## [GOAL]
Go through the records and extract every line with the word "last".

Entries from a dataset:
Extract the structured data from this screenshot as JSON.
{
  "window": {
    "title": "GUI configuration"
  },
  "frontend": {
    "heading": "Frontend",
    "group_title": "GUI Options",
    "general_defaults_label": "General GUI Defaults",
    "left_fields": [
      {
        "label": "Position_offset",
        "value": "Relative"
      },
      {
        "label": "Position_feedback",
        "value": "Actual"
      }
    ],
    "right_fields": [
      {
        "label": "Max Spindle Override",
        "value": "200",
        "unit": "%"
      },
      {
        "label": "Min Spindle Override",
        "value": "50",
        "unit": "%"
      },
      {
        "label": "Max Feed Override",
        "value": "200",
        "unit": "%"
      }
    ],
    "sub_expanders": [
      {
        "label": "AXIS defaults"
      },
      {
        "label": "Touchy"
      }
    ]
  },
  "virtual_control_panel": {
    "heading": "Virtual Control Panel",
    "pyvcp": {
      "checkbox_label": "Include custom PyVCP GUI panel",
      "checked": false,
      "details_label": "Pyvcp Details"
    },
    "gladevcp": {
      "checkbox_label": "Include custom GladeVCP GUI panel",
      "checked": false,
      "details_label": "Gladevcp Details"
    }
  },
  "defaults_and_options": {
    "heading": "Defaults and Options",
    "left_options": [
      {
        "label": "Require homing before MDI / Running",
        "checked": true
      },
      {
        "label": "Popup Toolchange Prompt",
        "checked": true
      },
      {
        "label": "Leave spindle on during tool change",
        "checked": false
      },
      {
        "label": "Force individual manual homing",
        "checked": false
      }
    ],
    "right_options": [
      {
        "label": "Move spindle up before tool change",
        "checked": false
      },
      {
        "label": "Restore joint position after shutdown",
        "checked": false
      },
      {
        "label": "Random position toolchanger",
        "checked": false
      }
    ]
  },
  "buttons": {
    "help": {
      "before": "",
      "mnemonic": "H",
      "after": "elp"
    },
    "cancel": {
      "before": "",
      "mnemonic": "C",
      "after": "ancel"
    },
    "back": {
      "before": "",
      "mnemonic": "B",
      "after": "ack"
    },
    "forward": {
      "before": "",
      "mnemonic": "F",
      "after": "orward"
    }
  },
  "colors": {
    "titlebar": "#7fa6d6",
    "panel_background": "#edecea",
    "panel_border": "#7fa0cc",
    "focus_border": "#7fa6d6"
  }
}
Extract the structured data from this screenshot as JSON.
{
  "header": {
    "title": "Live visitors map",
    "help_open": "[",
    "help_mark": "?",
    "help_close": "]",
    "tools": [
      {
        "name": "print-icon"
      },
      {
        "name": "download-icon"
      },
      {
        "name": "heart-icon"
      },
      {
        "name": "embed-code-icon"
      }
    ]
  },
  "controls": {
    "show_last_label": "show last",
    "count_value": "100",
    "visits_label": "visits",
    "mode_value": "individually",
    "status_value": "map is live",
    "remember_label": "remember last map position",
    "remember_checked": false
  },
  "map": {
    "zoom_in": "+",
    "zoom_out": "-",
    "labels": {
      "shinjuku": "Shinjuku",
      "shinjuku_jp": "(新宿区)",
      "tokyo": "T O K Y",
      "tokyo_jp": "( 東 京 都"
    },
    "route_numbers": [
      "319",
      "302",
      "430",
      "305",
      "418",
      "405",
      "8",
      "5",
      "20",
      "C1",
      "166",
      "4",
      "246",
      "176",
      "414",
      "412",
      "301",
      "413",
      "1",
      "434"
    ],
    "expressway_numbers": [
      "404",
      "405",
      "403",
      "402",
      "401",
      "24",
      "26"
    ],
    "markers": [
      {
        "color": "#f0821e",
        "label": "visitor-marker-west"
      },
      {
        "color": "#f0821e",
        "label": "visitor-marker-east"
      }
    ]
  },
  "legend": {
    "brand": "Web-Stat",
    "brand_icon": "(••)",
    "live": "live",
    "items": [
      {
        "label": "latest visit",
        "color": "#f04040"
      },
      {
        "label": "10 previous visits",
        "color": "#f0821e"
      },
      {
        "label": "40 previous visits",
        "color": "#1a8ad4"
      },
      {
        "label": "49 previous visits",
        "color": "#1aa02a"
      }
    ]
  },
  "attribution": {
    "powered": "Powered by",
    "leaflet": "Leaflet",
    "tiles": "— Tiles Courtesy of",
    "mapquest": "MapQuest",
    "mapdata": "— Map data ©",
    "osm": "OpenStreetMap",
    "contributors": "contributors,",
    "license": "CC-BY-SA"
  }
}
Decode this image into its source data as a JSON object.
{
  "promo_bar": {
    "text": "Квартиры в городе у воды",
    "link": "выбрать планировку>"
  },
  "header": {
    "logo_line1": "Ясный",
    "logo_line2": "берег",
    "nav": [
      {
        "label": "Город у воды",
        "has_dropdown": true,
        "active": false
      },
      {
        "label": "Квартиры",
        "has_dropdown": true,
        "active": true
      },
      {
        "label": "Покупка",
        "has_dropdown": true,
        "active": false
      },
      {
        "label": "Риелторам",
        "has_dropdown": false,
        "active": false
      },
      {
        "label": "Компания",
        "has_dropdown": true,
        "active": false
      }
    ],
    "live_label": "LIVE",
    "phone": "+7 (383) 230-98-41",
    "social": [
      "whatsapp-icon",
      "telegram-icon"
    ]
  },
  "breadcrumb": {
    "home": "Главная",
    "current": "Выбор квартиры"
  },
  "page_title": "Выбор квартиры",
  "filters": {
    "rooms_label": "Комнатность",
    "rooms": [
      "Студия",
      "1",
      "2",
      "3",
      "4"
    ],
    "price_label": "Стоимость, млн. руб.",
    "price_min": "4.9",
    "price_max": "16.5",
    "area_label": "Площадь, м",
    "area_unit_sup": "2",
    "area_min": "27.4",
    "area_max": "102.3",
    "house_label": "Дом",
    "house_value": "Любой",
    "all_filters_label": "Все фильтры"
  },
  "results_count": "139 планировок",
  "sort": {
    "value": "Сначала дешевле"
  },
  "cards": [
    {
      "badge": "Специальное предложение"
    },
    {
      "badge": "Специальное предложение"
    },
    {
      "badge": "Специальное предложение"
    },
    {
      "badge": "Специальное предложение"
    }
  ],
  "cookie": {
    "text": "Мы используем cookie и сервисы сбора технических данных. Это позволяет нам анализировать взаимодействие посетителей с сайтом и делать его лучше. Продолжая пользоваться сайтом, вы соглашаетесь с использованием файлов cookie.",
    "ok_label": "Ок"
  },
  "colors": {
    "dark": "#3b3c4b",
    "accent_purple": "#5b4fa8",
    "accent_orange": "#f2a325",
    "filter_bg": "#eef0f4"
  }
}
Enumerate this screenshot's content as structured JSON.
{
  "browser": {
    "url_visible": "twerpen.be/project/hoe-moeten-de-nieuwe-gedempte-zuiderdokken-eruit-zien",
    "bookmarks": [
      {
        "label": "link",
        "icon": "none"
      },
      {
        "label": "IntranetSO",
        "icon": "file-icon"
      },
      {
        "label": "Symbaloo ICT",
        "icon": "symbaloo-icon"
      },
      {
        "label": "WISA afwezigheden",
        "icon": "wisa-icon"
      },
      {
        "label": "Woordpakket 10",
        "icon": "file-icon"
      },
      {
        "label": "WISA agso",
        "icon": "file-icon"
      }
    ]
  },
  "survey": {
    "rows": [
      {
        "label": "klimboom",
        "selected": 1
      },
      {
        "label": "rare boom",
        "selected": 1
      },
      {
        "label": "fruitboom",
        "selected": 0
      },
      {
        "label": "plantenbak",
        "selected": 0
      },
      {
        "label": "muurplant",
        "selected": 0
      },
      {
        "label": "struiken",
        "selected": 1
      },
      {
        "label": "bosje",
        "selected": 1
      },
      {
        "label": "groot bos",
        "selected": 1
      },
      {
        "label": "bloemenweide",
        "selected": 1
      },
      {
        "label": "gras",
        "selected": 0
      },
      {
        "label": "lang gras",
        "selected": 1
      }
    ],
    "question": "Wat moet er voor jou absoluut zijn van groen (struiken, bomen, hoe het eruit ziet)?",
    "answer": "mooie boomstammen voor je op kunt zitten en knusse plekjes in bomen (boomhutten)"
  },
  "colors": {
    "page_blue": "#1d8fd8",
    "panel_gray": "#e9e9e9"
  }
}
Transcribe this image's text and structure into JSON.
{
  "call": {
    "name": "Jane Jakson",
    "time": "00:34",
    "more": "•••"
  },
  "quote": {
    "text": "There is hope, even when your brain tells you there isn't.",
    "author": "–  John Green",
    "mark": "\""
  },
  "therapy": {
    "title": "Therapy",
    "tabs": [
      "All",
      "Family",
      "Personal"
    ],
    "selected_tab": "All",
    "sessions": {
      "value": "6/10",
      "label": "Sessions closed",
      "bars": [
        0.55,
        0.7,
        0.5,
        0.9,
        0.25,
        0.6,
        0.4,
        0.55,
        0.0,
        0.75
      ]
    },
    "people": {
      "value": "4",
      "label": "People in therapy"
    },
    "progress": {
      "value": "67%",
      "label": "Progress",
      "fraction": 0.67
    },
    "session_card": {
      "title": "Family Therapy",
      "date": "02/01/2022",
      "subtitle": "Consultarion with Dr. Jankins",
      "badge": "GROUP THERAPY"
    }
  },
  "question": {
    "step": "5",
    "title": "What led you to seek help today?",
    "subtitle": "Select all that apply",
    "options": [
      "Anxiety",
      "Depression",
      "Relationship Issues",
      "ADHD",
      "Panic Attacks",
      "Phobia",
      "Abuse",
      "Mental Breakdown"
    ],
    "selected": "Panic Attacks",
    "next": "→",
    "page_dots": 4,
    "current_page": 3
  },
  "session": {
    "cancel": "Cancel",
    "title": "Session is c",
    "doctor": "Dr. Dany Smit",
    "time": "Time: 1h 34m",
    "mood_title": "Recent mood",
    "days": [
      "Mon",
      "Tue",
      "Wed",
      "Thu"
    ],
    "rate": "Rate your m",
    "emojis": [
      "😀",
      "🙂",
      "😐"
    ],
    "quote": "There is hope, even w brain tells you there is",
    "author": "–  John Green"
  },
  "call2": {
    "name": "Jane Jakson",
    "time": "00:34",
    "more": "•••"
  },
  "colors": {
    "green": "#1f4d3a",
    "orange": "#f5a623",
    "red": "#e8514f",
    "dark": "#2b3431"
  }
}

## [SOLUTION]
    "show_last_label": "show last",
    "remember_label": "remember last map position",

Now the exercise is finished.